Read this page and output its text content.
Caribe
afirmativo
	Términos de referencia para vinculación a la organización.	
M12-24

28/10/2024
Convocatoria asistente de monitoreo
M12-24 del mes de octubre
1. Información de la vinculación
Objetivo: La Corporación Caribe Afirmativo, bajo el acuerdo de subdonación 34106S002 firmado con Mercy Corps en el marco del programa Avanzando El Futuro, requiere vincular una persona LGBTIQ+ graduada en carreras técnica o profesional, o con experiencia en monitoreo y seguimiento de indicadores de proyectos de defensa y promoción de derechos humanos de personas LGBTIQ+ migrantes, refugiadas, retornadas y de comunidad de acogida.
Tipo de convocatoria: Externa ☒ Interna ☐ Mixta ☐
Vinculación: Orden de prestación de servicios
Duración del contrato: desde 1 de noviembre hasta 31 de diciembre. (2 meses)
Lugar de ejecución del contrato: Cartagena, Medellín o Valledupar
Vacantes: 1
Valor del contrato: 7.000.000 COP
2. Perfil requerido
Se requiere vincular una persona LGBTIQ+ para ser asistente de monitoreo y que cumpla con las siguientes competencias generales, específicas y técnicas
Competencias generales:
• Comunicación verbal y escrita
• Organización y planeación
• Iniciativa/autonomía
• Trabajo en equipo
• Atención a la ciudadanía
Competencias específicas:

**SET PROBLEM:**
Copy each line from the records above that includes the string "vincular".

**RESULT FOR THIS TASK:**
Objetivo: La Corporación Caribe Afirmativo, bajo el acuerdo de subdonación 34106S002 firmado con Mercy Corps en el marco del programa Avanzando El Futuro, requiere vincular una persona LGBTIQ+ graduada en carreras técnica o profesional, o con experiencia en monitoreo y seguimiento de indicadores de proyectos de defensa y promoción de derechos humanos de personas LGBTIQ+ migrantes, refugiadas, retornadas y de comunidad de acogida.
Se requiere vincular una persona LGBTIQ+ para ser asistente de monitoreo y que cumpla con las siguientes competencias generales, específicas y técnicas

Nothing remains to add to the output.